▶ _TASK GOAL_: Find the string "this" in the entries and copy each line that has it.

▶ _DATASET EXTRACT_:
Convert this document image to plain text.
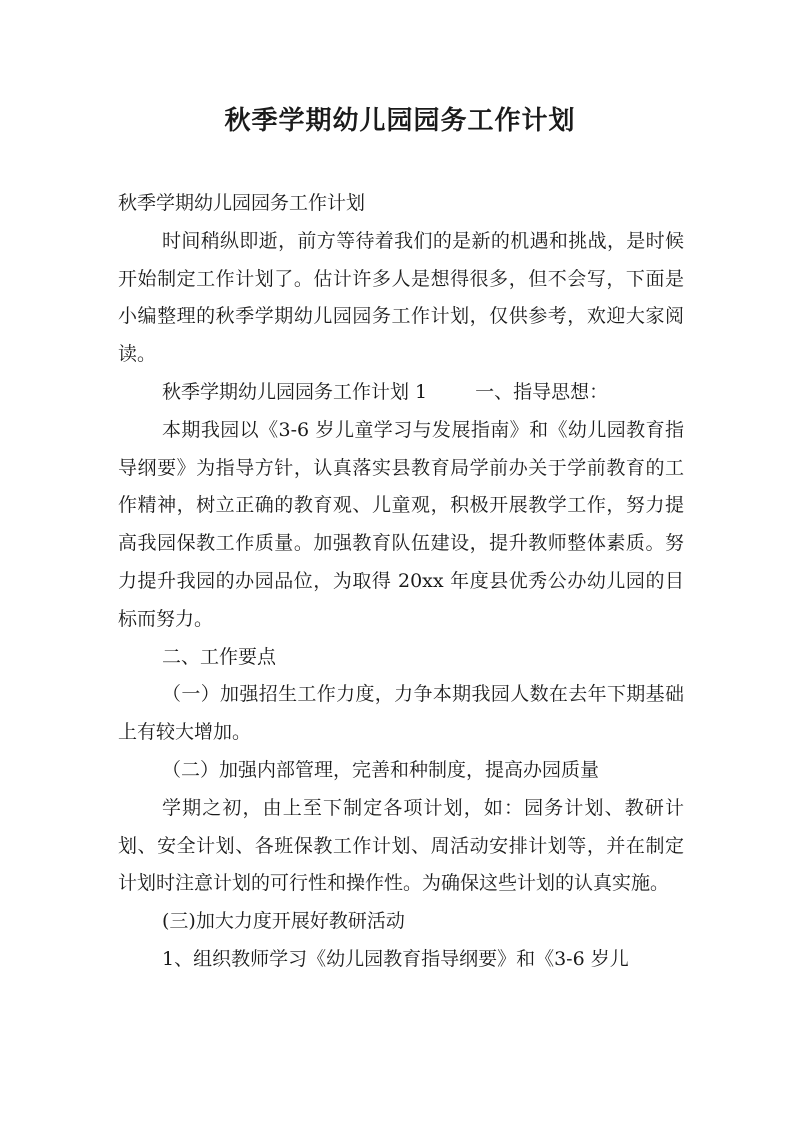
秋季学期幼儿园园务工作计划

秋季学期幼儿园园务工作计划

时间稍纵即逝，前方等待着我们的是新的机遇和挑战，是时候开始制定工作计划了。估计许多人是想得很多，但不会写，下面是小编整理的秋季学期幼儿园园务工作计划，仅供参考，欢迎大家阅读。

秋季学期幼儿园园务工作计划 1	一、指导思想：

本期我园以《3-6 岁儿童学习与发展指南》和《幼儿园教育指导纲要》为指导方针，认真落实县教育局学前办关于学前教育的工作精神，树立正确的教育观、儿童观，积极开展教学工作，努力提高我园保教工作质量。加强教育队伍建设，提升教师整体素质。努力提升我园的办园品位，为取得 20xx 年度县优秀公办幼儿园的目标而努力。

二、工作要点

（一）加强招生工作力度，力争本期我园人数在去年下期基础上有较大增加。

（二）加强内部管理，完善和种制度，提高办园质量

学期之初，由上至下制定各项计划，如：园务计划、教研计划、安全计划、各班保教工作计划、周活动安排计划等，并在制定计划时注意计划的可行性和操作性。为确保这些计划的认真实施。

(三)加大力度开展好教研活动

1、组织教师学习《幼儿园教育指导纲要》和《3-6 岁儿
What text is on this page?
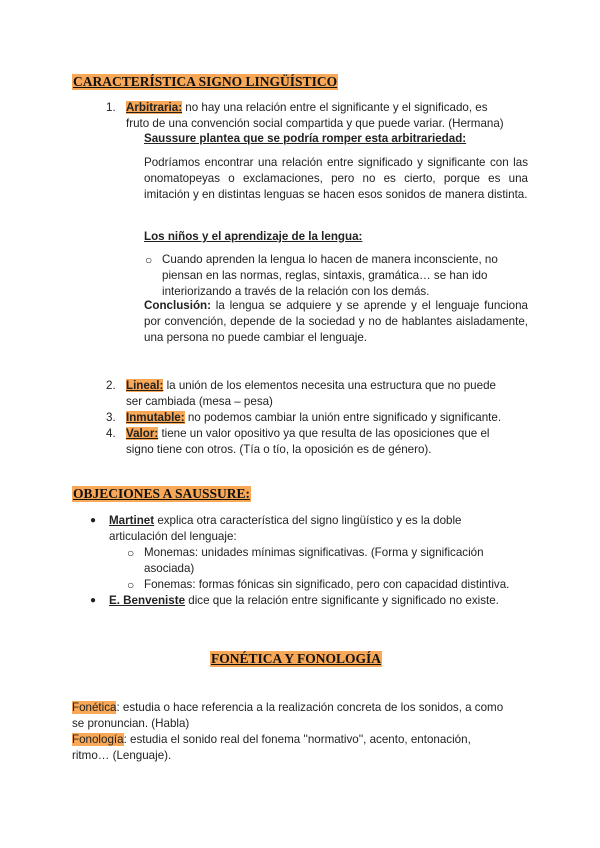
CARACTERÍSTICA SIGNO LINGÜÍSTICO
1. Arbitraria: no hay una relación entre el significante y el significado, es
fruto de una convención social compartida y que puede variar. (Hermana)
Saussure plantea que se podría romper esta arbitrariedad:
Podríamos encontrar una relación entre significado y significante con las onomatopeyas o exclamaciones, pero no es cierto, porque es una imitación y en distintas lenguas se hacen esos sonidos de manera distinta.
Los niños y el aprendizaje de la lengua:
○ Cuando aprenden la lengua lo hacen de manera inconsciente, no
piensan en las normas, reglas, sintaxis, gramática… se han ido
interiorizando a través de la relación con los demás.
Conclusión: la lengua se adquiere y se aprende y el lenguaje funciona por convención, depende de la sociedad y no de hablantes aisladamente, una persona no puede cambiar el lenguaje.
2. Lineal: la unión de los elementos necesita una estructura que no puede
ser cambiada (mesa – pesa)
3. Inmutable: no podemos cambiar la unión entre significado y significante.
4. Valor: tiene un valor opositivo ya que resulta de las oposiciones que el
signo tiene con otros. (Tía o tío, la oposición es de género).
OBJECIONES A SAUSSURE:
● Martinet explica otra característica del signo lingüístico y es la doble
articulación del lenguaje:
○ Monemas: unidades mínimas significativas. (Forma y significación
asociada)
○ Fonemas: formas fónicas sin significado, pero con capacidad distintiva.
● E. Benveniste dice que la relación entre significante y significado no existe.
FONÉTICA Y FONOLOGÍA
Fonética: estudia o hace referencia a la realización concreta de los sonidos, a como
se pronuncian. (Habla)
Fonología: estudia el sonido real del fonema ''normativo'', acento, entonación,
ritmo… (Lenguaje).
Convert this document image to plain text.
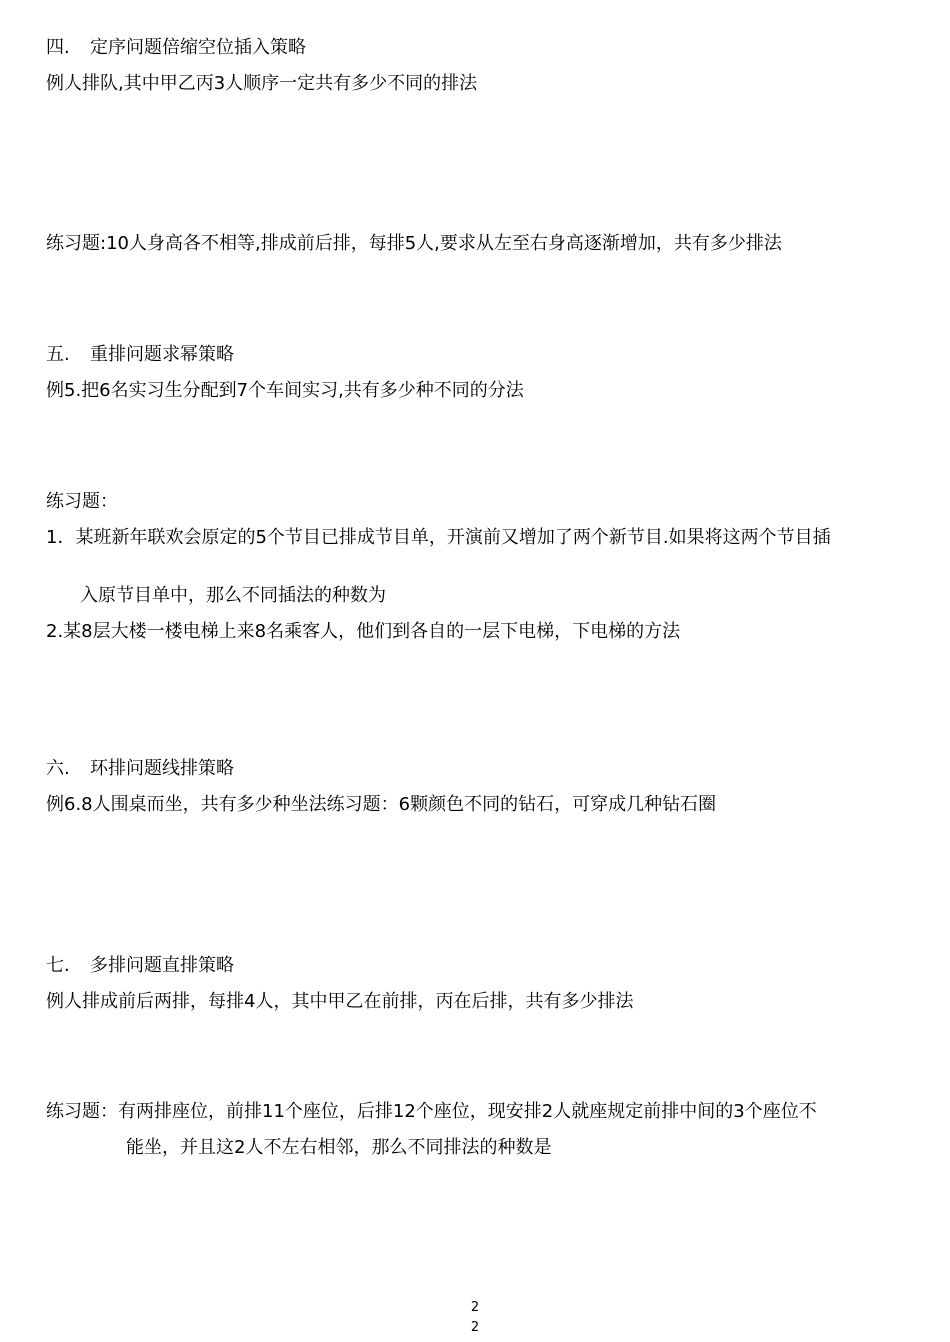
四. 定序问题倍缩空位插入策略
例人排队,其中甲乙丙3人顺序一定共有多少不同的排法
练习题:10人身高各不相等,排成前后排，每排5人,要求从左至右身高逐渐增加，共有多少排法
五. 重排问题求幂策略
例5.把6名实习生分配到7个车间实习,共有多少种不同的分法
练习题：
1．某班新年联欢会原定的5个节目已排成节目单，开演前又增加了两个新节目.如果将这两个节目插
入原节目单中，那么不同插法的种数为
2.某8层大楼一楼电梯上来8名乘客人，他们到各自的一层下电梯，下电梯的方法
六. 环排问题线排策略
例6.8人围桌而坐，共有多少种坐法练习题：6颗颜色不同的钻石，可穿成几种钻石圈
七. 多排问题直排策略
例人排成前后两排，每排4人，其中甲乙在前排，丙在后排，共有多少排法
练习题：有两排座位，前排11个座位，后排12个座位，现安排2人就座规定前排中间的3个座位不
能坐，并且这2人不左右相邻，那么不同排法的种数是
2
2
--
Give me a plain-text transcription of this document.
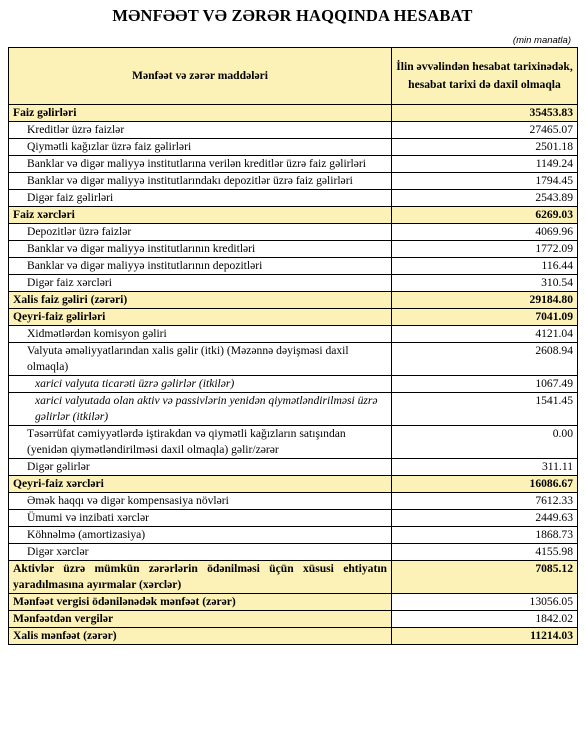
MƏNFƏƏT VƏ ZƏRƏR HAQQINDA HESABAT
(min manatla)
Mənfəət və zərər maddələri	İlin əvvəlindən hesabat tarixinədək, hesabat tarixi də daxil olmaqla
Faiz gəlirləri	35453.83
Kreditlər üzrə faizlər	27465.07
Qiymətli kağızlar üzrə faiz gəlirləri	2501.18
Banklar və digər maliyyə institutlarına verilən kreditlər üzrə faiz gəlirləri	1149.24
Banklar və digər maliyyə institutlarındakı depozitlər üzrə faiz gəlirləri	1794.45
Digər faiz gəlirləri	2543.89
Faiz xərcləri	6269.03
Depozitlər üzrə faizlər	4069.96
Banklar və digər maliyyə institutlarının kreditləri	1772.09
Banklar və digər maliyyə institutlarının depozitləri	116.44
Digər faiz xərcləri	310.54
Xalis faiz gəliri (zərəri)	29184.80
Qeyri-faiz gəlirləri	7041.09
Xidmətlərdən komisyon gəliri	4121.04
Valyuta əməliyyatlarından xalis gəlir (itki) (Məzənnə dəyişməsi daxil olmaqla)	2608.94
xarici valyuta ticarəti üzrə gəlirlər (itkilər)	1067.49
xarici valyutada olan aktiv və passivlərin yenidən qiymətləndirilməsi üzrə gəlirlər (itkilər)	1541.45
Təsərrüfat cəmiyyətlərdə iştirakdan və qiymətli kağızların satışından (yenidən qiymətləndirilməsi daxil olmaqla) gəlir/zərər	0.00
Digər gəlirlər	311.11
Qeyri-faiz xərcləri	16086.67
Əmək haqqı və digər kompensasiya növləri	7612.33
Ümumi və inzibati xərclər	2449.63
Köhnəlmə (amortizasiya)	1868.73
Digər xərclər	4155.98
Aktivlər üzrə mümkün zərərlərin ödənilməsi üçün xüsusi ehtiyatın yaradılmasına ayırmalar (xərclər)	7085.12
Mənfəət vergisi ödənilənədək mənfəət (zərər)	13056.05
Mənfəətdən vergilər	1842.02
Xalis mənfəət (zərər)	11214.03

▶ _TASK ANSWER_:
Convert this document image to plain text.
What text is on this page?
Convert this document image to plain text.
Give me a plain-text transcription of this document.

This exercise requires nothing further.